Task to complete: Leaving the pictures aside, transcribe every line below exactly.

═══ Records supplied

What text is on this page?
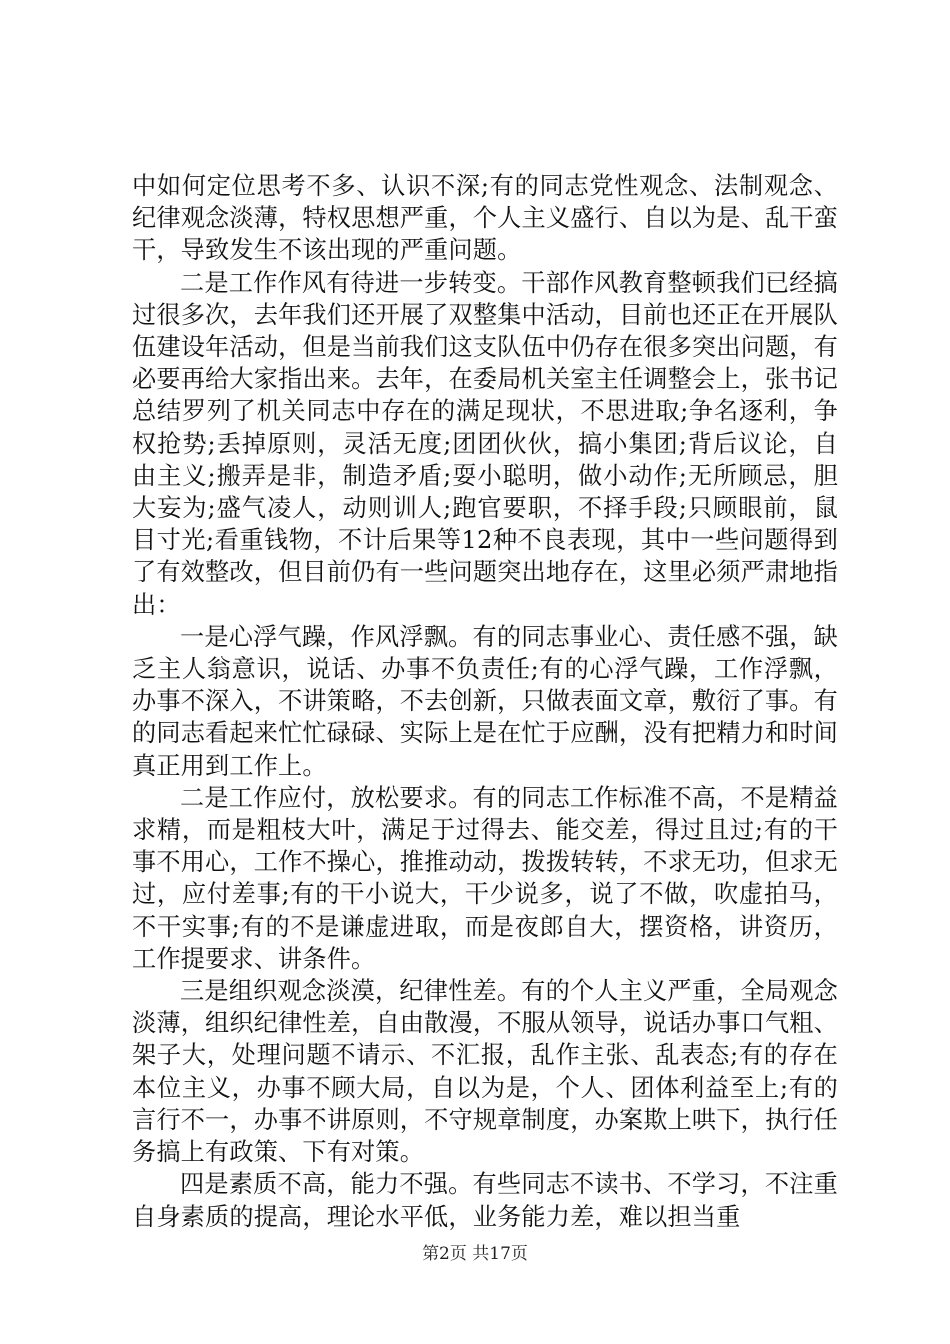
中如何定位思考不多、认识不深;有的同志党性观念、法制观念、纪律观念淡薄，特权思想严重，个人主义盛行、自以为是、乱干蛮干，导致发生不该出现的严重问题。

二是工作作风有待进一步转变。干部作风教育整顿我们已经搞过很多次，去年我们还开展了双整集中活动，目前也还正在开展队伍建设年活动，但是当前我们这支队伍中仍存在很多突出问题，有必要再给大家指出来。去年，在委局机关室主任调整会上，张书记总结罗列了机关同志中存在的满足现状，不思进取;争名逐利，争权抢势;丢掉原则，灵活无度;团团伙伙，搞小集团;背后议论，自由主义;搬弄是非，制造矛盾;耍小聪明，做小动作;无所顾忌，胆大妄为;盛气凌人，动则训人;跑官要职，不择手段;只顾眼前，鼠目寸光;看重钱物，不计后果等12种不良表现，其中一些问题得到了有效整改，但目前仍有一些问题突出地存在，这里必须严肃地指出：

一是心浮气躁，作风浮飘。有的同志事业心、责任感不强，缺乏主人翁意识，说话、办事不负责任;有的心浮气躁，工作浮飘，办事不深入，不讲策略，不去创新，只做表面文章，敷衍了事。有的同志看起来忙忙碌碌、实际上是在忙于应酬，没有把精力和时间真正用到工作上。

二是工作应付，放松要求。有的同志工作标准不高，不是精益求精，而是粗枝大叶，满足于过得去、能交差，得过且过;有的干事不用心，工作不操心，推推动动，拨拨转转，不求无功，但求无过，应付差事;有的干小说大，干少说多，说了不做，吹虚拍马，不干实事;有的不是谦虚进取，而是夜郎自大，摆资格，讲资历，工作提要求、讲条件。

三是组织观念淡漠，纪律性差。有的个人主义严重，全局观念淡薄，组织纪律性差，自由散漫，不服从领导，说话办事口气粗、架子大，处理问题不请示、不汇报，乱作主张、乱表态;有的存在本位主义，办事不顾大局，自以为是，个人、团体利益至上;有的言行不一，办事不讲原则，不守规章制度，办案欺上哄下，执行任务搞上有政策、下有对策。

四是素质不高，能力不强。有些同志不读书、不学习，不注重自身素质的提高，理论水平低，业务能力差，难以担当重

第2页 共17页
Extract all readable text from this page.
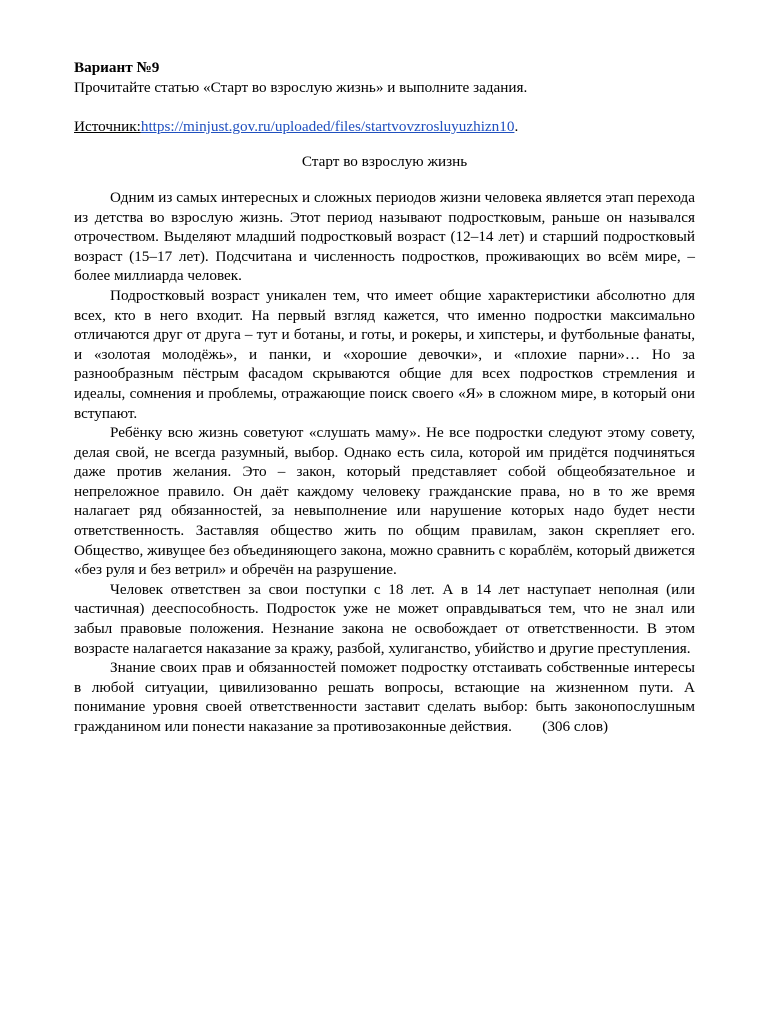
Вариант №9

Прочитайте статью «Старт во взрослую жизнь» и выполните задания.

Источник:https://minjust.gov.ru/uploaded/files/startvovzrosluyuzhizn10.

Старт во взрослую жизнь

Одним из самых интересных и сложных периодов жизни человека является этап перехода из детства во взрослую жизнь. Этот период называют подростковым, раньше он назывался отрочеством. Выделяют младший подростковый возраст (12–14 лет) и старший подростковый возраст (15–17 лет). Подсчитана и численность подростков, проживающих во всём мире, – более миллиарда человек.

Подростковый возраст уникален тем, что имеет общие характеристики абсолютно для всех, кто в него входит. На первый взгляд кажется, что именно подростки максимально отличаются друг от друга – тут и ботаны, и готы, и рокеры, и хипстеры, и футбольные фанаты, и «золотая молодёжь», и панки, и «хорошие девочки», и «плохие парни»… Но за разнообразным пёстрым фасадом скрываются общие для всех подростков стремления и идеалы, сомнения и проблемы, отражающие поиск своего «Я» в сложном мире, в который они вступают.

Ребёнку всю жизнь советуют «слушать маму». Не все подростки следуют этому совету, делая свой, не всегда разумный, выбор. Однако есть сила, которой им придётся подчиняться даже против желания. Это – закон, который представляет собой общеобязательное и непреложное правило. Он даёт каждому человеку гражданские права, но в то же время налагает ряд обязанностей, за невыполнение или нарушение которых надо будет нести ответственность. Заставляя общество жить по общим правилам, закон скрепляет его. Общество, живущее без объединяющего закона, можно сравнить с кораблём, который движется «без руля и без ветрил» и обречён на разрушение.

Человек ответствен за свои поступки с 18 лет. А в 14 лет наступает неполная (или частичная) дееспособность. Подросток уже не может оправдываться тем, что не знал или забыл правовые положения. Незнание закона не освобождает от ответственности. В этом возрасте налагается наказание за кражу, разбой, хулиганство, убийство и другие преступления.

Знание своих прав и обязанностей поможет подростку отстаивать собственные интересы в любой ситуации, цивилизованно решать вопросы, встающие на жизненном пути. А понимание уровня своей ответственности заставит сделать выбор: быть законопослушным гражданином или понести наказание за противозаконные действия. (306 слов)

══════

Worked answer:
What text is on this page?
中如何定位思考不多、认识不深;有的同志党性观念、法制观念、纪律观念淡薄，特权思想严重，个人主义盛行、自以为是、乱干蛮干，导致发生不该出现的严重问题。

二是工作作风有待进一步转变。干部作风教育整顿我们已经搞过很多次，去年我们还开展了双整集中活动，目前也还正在开展队伍建设年活动，但是当前我们这支队伍中仍存在很多突出问题，有必要再给大家指出来。去年，在委局机关室主任调整会上，张书记总结罗列了机关同志中存在的满足现状，不思进取;争名逐利，争权抢势;丢掉原则，灵活无度;团团伙伙，搞小集团;背后议论，自由主义;搬弄是非，制造矛盾;耍小聪明，做小动作;无所顾忌，胆大妄为;盛气凌人，动则训人;跑官要职，不择手段;只顾眼前，鼠目寸光;看重钱物，不计后果等12种不良表现，其中一些问题得到了有效整改，但目前仍有一些问题突出地存在，这里必须严肃地指出：

一是心浮气躁，作风浮飘。有的同志事业心、责任感不强，缺乏主人翁意识，说话、办事不负责任;有的心浮气躁，工作浮飘，办事不深入，不讲策略，不去创新，只做表面文章，敷衍了事。有的同志看起来忙忙碌碌、实际上是在忙于应酬，没有把精力和时间真正用到工作上。

二是工作应付，放松要求。有的同志工作标准不高，不是精益求精，而是粗枝大叶，满足于过得去、能交差，得过且过;有的干事不用心，工作不操心，推推动动，拨拨转转，不求无功，但求无过，应付差事;有的干小说大，干少说多，说了不做，吹虚拍马，不干实事;有的不是谦虚进取，而是夜郎自大，摆资格，讲资历，工作提要求、讲条件。

三是组织观念淡漠，纪律性差。有的个人主义严重，全局观念淡薄，组织纪律性差，自由散漫，不服从领导，说话办事口气粗、架子大，处理问题不请示、不汇报，乱作主张、乱表态;有的存在本位主义，办事不顾大局，自以为是，个人、团体利益至上;有的言行不一，办事不讲原则，不守规章制度，办案欺上哄下，执行任务搞上有政策、下有对策。

四是素质不高，能力不强。有些同志不读书、不学习，不注重自身素质的提高，理论水平低，业务能力差，难以担当重

第2页 共17页
Extract all readable text from this page.
Вариант №9

Прочитайте статью «Старт во взрослую жизнь» и выполните задания.

Источник:https://minjust.gov.ru/uploaded/files/startvovzrosluyuzhizn10.

Старт во взрослую жизнь

Одним из самых интересных и сложных периодов жизни человека является этап перехода из детства во взрослую жизнь. Этот период называют подростковым, раньше он назывался отрочеством. Выделяют младший подростковый возраст (12–14 лет) и старший подростковый возраст (15–17 лет). Подсчитана и численность подростков, проживающих во всём мире, – более миллиарда человек.

Подростковый возраст уникален тем, что имеет общие характеристики абсолютно для всех, кто в него входит. На первый взгляд кажется, что именно подростки максимально отличаются друг от друга – тут и ботаны, и готы, и рокеры, и хипстеры, и футбольные фанаты, и «золотая молодёжь», и панки, и «хорошие девочки», и «плохие парни»… Но за разнообразным пёстрым фасадом скрываются общие для всех подростков стремления и идеалы, сомнения и проблемы, отражающие поиск своего «Я» в сложном мире, в который они вступают.

Ребёнку всю жизнь советуют «слушать маму». Не все подростки следуют этому совету, делая свой, не всегда разумный, выбор. Однако есть сила, которой им придётся подчиняться даже против желания. Это – закон, который представляет собой общеобязательное и непреложное правило. Он даёт каждому человеку гражданские права, но в то же время налагает ряд обязанностей, за невыполнение или нарушение которых надо будет нести ответственность. Заставляя общество жить по общим правилам, закон скрепляет его. Общество, живущее без объединяющего закона, можно сравнить с кораблём, который движется «без руля и без ветрил» и обречён на разрушение.

Человек ответствен за свои поступки с 18 лет. А в 14 лет наступает неполная (или частичная) дееспособность. Подросток уже не может оправдываться тем, что не знал или забыл правовые положения. Незнание закона не освобождает от ответственности. В этом возрасте налагается наказание за кражу, разбой, хулиганство, убийство и другие преступления.

Знание своих прав и обязанностей поможет подростку отстаивать собственные интересы в любой ситуации, цивилизованно решать вопросы, встающие на жизненном пути. А понимание уровня своей ответственности заставит сделать выбор: быть законопослушным гражданином или понести наказание за противозаконные действия. (306 слов)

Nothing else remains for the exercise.